Check each line for the string "заборг". Give only the count of lines that have it.

Excerpts from a figure dataset
┌──

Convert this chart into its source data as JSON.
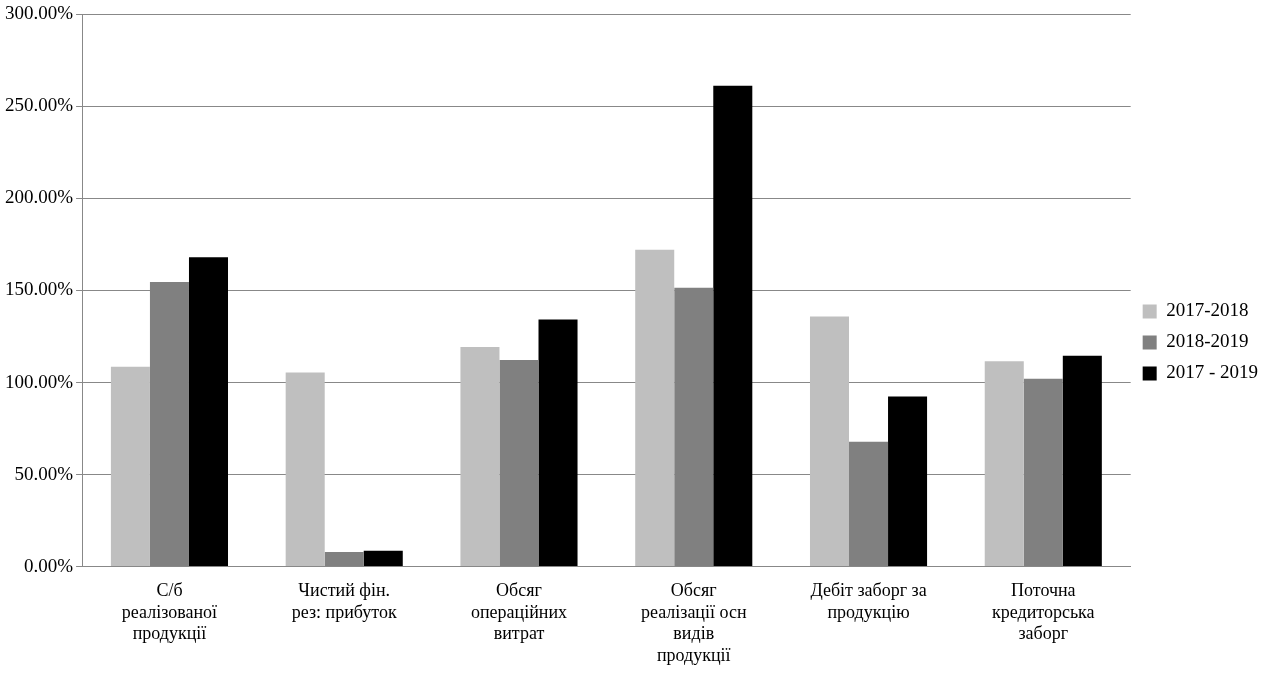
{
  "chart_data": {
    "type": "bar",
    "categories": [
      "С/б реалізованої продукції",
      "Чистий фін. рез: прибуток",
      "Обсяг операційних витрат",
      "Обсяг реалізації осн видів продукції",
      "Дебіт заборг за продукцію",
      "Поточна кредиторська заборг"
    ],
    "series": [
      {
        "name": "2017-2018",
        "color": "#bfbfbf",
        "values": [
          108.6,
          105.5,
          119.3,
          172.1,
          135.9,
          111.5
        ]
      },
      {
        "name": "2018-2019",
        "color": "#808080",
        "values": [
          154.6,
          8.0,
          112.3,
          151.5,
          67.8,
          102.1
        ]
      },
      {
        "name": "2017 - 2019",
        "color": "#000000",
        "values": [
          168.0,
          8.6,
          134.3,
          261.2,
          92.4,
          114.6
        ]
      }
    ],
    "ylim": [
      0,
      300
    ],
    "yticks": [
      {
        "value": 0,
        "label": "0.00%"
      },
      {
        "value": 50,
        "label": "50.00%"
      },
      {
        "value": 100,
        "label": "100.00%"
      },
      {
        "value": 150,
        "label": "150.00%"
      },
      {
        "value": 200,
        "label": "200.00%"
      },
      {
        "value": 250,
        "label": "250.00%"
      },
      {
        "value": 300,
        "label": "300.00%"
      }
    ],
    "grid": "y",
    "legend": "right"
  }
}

└──
┌──

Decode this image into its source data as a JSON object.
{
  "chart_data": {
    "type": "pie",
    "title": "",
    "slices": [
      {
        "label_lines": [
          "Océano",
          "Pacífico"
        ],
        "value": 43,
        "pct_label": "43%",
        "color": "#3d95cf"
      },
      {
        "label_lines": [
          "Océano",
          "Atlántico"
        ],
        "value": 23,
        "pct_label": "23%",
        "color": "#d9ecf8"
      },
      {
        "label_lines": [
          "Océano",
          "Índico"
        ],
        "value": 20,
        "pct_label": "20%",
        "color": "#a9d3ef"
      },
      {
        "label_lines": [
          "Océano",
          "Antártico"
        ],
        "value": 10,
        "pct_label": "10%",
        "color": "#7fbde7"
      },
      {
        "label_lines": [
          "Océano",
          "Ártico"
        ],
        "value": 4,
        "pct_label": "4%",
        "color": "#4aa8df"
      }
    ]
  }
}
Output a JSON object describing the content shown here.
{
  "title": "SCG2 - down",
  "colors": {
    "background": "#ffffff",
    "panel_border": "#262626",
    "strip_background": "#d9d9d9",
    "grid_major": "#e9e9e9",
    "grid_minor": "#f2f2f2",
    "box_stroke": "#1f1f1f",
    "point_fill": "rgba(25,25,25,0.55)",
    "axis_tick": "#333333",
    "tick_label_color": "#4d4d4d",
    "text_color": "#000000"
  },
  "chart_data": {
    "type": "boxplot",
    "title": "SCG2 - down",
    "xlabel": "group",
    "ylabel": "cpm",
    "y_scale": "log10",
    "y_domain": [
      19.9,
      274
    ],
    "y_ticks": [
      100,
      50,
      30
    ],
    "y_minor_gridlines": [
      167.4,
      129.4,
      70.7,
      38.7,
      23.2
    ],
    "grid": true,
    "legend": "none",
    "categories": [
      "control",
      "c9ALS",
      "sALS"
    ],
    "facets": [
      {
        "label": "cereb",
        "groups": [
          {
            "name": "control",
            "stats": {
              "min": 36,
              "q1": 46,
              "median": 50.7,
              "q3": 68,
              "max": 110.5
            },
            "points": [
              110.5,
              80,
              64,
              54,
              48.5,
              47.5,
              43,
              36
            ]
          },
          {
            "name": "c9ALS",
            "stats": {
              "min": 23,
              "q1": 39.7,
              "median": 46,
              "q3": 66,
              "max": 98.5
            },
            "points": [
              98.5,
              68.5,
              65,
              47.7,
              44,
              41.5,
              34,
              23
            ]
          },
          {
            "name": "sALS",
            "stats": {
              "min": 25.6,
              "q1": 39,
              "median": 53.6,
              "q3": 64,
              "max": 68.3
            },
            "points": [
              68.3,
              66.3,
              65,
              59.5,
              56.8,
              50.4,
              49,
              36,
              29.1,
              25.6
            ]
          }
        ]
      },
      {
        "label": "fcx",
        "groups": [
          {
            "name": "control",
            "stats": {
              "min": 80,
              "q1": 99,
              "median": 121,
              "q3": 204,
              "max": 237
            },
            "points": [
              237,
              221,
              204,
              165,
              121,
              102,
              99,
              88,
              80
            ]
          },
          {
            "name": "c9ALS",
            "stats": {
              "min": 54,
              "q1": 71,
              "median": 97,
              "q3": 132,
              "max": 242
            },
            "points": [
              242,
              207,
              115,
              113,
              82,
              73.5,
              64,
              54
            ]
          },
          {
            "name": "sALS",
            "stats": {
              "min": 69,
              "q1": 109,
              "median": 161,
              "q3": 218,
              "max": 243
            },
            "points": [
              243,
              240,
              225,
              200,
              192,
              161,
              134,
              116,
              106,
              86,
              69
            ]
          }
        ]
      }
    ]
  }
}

└──
┌──

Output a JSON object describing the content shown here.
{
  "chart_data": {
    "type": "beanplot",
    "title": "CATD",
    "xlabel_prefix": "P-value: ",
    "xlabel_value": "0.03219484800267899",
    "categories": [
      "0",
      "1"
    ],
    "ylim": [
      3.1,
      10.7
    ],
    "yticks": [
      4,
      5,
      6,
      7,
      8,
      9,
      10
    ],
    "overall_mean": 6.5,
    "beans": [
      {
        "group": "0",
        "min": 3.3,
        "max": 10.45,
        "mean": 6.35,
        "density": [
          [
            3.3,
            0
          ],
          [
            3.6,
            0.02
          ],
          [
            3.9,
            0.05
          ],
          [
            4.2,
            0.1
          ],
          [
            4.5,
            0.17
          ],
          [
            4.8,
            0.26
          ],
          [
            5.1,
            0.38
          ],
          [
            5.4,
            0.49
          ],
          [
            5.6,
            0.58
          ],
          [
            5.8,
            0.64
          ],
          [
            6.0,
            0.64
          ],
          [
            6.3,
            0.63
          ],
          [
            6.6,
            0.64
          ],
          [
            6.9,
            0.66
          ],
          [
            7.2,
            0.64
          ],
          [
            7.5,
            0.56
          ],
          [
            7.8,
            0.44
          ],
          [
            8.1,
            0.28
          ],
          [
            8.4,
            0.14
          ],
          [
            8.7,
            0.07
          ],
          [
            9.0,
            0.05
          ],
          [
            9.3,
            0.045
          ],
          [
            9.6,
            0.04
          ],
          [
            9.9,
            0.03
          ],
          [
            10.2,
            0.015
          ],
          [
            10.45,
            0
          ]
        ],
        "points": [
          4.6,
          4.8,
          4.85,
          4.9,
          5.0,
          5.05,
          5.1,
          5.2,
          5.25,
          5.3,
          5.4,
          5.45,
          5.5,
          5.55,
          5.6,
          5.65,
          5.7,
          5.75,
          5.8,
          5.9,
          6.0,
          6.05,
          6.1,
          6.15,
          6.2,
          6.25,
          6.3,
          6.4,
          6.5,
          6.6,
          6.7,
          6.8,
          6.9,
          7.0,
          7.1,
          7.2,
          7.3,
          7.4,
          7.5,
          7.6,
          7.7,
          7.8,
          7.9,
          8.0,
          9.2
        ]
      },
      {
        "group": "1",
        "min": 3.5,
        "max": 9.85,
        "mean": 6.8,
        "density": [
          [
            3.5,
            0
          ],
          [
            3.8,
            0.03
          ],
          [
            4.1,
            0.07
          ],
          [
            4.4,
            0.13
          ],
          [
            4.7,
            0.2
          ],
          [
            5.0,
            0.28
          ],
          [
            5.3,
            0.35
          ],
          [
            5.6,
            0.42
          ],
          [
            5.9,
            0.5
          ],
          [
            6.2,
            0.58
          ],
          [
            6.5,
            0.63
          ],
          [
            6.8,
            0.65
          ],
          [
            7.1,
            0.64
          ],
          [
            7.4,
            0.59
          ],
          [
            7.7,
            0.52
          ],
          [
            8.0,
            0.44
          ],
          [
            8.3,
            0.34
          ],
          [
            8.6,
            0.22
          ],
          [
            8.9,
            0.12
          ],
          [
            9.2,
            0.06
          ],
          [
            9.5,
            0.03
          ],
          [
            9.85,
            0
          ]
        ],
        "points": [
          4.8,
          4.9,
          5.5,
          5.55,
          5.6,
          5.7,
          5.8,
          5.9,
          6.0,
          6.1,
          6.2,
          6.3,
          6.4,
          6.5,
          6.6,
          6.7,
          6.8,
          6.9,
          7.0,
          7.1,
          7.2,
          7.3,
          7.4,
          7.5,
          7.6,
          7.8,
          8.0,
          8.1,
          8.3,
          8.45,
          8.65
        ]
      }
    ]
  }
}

└──

EXERCISE OUTPUT:
2